STATED TASK → Each line that holds the word "曾无作意" should be returned.

RAW RECORDS →

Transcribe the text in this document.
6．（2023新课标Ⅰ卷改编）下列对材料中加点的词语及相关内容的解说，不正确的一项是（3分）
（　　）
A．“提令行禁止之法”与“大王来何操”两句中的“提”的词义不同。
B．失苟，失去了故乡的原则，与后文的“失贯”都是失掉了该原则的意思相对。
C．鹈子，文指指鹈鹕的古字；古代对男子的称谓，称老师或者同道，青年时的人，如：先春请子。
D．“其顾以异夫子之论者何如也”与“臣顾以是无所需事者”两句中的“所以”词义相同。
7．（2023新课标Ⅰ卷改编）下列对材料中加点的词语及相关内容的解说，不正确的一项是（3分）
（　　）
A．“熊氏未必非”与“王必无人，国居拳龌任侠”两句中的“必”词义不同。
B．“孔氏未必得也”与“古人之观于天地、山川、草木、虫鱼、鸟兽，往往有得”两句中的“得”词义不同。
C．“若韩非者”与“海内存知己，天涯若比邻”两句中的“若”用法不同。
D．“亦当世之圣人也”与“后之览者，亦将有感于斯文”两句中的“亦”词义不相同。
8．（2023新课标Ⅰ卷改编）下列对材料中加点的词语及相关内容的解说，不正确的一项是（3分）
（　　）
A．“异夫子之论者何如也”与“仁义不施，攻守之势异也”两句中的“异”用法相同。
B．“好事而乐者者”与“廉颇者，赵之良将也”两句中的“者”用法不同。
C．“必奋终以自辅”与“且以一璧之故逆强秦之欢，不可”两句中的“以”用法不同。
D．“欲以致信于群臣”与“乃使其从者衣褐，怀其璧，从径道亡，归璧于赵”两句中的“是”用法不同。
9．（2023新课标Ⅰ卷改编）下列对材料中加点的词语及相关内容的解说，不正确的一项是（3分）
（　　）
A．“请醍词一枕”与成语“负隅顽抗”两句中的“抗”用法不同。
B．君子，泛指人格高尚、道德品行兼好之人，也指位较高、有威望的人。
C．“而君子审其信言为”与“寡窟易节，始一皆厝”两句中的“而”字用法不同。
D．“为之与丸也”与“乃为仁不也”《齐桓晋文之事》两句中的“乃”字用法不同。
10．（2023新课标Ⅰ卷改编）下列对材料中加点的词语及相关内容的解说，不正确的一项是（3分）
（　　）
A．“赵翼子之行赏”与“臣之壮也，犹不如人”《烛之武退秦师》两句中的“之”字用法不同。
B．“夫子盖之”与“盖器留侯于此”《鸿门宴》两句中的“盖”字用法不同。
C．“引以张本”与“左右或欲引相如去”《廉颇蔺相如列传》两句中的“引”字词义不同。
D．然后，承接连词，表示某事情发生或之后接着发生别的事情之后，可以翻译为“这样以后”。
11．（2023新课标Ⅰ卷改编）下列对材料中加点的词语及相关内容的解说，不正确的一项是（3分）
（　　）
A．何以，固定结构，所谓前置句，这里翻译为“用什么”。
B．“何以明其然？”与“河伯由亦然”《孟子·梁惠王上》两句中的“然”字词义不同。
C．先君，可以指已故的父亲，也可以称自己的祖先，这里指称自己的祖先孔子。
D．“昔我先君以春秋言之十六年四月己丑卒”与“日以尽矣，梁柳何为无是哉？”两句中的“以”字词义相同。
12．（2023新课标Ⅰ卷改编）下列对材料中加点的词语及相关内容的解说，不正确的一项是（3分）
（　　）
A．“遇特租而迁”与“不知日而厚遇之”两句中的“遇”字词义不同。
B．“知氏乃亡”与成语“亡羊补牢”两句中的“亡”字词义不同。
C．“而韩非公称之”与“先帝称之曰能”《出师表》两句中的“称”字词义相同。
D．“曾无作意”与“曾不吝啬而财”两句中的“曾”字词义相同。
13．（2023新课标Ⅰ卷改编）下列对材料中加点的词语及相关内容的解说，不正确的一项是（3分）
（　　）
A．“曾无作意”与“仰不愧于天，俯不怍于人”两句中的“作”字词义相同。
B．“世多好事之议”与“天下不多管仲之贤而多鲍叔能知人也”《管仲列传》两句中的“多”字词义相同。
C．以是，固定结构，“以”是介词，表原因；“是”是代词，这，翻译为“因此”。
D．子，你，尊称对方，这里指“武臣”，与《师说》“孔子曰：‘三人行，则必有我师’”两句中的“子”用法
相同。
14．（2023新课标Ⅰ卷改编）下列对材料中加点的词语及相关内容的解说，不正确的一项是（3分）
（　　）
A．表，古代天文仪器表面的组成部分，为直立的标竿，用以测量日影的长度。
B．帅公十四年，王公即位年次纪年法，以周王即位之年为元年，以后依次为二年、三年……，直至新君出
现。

SOLUTION FOR THIS TASK →
D．“曾无作意”与“曾不吝啬而财”两句中的“曾”字词义相同。
A．“曾无作意”与“仰不愧于天，俯不怍于人”两句中的“作”字词义相同。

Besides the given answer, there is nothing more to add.